● Recorded information
━━━━━━━━━━━━━━━━
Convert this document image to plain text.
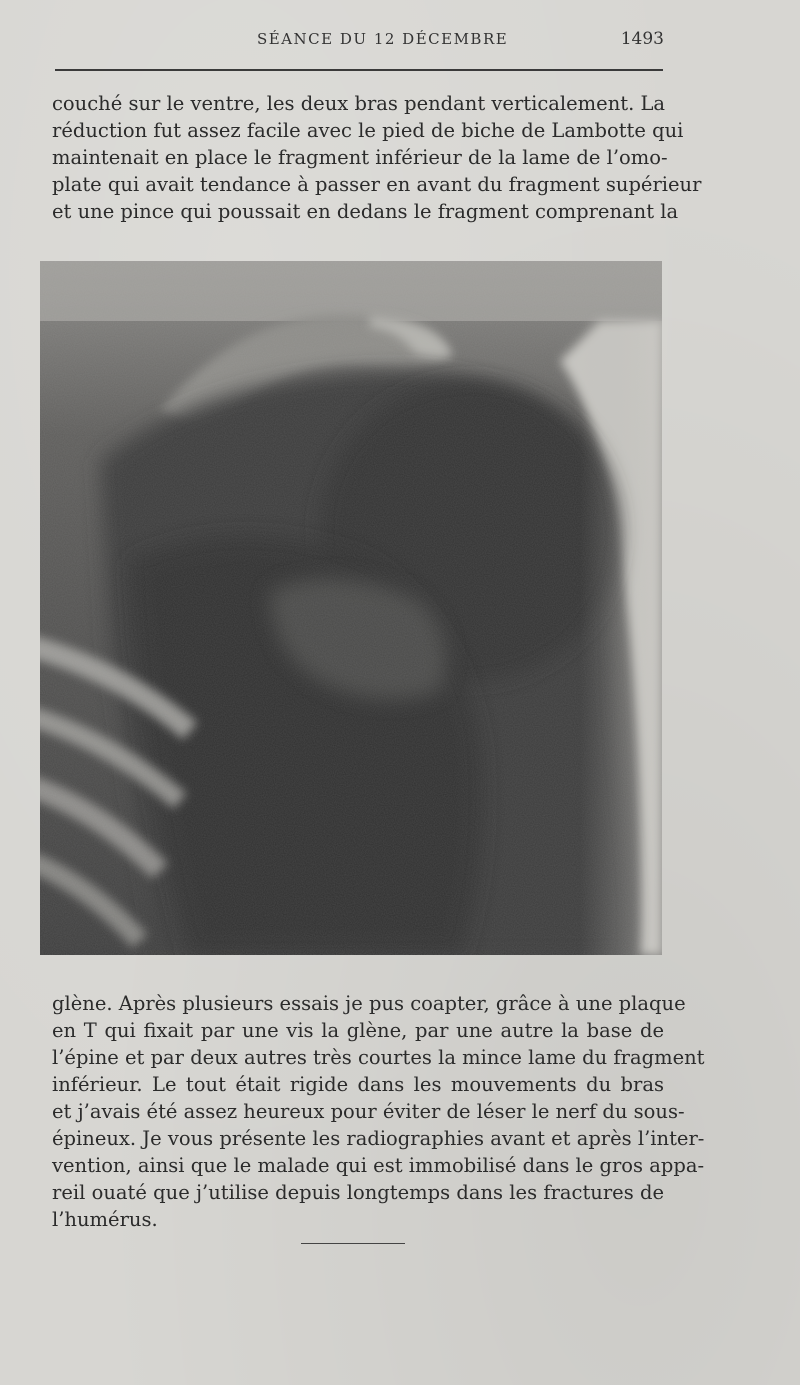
SÉANCE DU 12 DÉCEMBRE	1493
couché sur le ventre, les deux bras pendant verticalement. La
réduction fut assez facile avec le pied de biche de Lambotte qui
maintenait en place le fragment inférieur de la lame de l’omo-
plate qui avait tendance à passer en avant du fragment supérieur
et une pince qui poussait en dedans le fragment comprenant la
glène. Après plusieurs essais je pus coapter, grâce à une plaque
en T qui fixait par une vis la glène, par une autre la base de
l’épine et par deux autres très courtes la mince lame du fragment
inférieur. Le tout était rigide dans les mouvements du bras
et j’avais été assez heureux pour éviter de léser le nerf du sous-
épineux. Je vous présente les radiographies avant et après l’inter-
vention, ainsi que le malade qui est immobilisé dans le gros appa-
reil ouaté que j’utilise depuis longtemps dans les fractures de
l’humérus.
━━━━━━━━━━━━━━━━
● Instructions to follow
Report every line containing the word "deux" from the listing above.

● Answer
couché sur le ventre, les deux bras pendant verticalement. La
l’épine et par deux autres très courtes la mince lame du fragment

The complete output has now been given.